_Task_
Read through the data and report every line in which the word "deprived" occurs.
>> BEGIN Data lines
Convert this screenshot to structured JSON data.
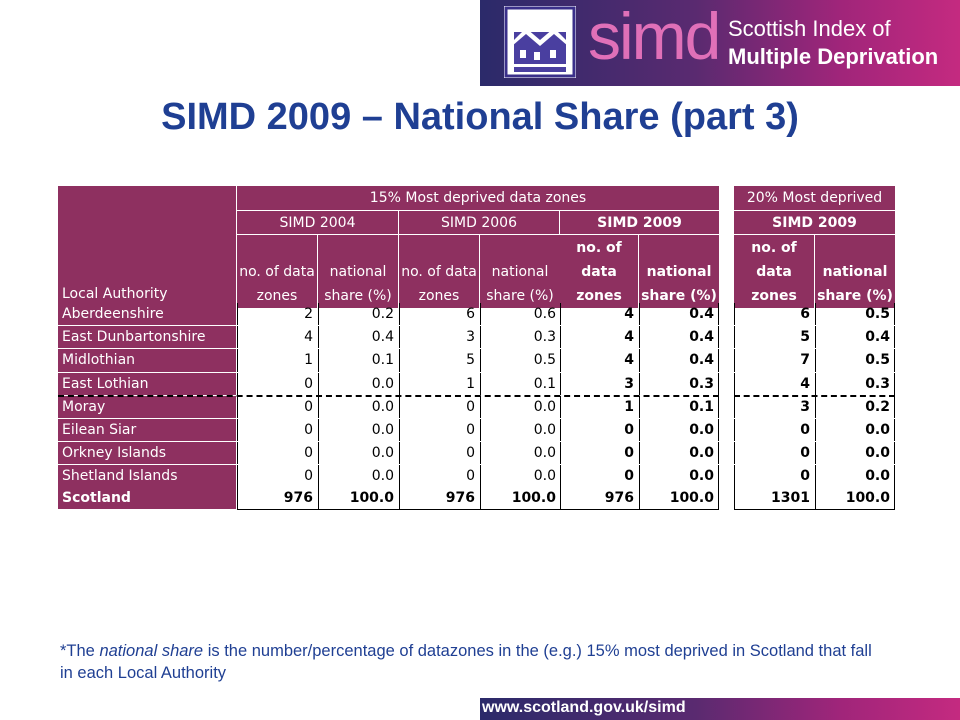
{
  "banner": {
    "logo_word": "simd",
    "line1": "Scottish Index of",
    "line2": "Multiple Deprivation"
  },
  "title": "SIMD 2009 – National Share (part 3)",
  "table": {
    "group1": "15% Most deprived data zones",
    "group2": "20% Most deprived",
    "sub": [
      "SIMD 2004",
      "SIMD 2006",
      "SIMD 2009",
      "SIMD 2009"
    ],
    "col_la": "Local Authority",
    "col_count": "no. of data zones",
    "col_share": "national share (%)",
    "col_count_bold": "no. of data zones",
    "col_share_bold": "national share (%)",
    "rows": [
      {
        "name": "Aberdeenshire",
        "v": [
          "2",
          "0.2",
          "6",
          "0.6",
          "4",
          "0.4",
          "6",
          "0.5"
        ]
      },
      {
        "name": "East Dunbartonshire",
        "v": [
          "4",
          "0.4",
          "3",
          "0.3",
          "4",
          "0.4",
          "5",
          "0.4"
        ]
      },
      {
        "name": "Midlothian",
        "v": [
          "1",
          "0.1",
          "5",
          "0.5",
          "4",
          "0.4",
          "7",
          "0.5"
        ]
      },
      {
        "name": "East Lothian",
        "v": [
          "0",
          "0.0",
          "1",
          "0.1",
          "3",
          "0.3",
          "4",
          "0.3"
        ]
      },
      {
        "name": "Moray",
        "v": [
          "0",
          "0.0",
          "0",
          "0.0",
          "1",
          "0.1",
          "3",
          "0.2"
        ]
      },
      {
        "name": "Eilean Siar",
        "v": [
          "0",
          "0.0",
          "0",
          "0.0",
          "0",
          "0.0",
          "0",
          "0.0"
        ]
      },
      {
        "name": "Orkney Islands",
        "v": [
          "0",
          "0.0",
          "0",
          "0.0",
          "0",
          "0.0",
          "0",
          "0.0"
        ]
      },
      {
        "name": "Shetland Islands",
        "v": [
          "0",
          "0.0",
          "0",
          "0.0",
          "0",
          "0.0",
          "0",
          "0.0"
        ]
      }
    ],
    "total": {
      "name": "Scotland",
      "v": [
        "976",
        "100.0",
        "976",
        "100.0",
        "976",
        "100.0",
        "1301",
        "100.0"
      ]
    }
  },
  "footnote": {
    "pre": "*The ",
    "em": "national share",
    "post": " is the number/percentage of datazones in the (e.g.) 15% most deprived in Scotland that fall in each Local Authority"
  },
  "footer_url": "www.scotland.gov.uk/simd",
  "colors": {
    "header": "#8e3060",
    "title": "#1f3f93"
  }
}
>> END Data lines
_Task result_
    "group1": "15% Most deprived data zones",
    "group2": "20% Most deprived",
    "post": " is the number/percentage of datazones in the (e.g.) 15% most deprived in Scotland that fall in each Local Authority"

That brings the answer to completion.